Task:
Copy the data below exactly.

-- Start of Dataset --

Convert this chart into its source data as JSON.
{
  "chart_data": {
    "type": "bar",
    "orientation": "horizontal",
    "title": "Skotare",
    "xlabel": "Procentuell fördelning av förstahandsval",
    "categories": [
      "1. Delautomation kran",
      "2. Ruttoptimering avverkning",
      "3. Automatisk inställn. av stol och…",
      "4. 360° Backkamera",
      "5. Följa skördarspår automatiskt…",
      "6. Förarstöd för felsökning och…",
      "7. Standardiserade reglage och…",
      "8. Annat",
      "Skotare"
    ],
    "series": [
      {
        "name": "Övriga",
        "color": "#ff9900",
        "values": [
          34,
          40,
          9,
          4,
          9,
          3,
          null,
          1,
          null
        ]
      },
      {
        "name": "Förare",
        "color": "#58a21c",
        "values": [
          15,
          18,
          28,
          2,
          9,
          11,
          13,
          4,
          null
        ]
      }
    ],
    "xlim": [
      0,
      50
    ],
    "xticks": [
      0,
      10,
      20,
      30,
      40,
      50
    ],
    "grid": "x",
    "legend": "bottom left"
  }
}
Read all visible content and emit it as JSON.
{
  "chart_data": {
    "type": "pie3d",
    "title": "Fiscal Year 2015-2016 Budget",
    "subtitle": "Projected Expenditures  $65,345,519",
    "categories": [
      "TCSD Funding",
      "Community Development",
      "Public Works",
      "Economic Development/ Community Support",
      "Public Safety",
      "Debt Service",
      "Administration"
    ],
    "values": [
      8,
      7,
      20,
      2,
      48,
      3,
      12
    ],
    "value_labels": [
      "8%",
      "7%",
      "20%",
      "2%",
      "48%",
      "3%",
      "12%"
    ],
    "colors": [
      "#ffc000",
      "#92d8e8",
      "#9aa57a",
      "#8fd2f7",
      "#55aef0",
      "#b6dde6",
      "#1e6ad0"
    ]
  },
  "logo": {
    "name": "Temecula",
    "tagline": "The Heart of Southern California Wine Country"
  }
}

-- End of Dataset --

Solved problem:
Convert this chart into its source data as JSON.
{
  "chart_data": {
    "type": "bar",
    "orientation": "horizontal",
    "title": "Skotare",
    "xlabel": "Procentuell fördelning av förstahandsval",
    "categories": [
      "1. Delautomation kran",
      "2. Ruttoptimering avverkning",
      "3. Automatisk inställn. av stol och…",
      "4. 360° Backkamera",
      "5. Följa skördarspår automatiskt…",
      "6. Förarstöd för felsökning och…",
      "7. Standardiserade reglage och…",
      "8. Annat",
      "Skotare"
    ],
    "series": [
      {
        "name": "Övriga",
        "color": "#ff9900",
        "values": [
          34,
          40,
          9,
          4,
          9,
          3,
          null,
          1,
          null
        ]
      },
      {
        "name": "Förare",
        "color": "#58a21c",
        "values": [
          15,
          18,
          28,
          2,
          9,
          11,
          13,
          4,
          null
        ]
      }
    ],
    "xlim": [
      0,
      50
    ],
    "xticks": [
      0,
      10,
      20,
      30,
      40,
      50
    ],
    "grid": "x",
    "legend": "bottom left"
  }
}
Read all visible content and emit it as JSON.
{
  "chart_data": {
    "type": "pie3d",
    "title": "Fiscal Year 2015-2016 Budget",
    "subtitle": "Projected Expenditures  $65,345,519",
    "categories": [
      "TCSD Funding",
      "Community Development",
      "Public Works",
      "Economic Development/ Community Support",
      "Public Safety",
      "Debt Service",
      "Administration"
    ],
    "values": [
      8,
      7,
      20,
      2,
      48,
      3,
      12
    ],
    "value_labels": [
      "8%",
      "7%",
      "20%",
      "2%",
      "48%",
      "3%",
      "12%"
    ],
    "colors": [
      "#ffc000",
      "#92d8e8",
      "#9aa57a",
      "#8fd2f7",
      "#55aef0",
      "#b6dde6",
      "#1e6ad0"
    ]
  },
  "logo": {
    "name": "Temecula",
    "tagline": "The Heart of Southern California Wine Country"
  }
}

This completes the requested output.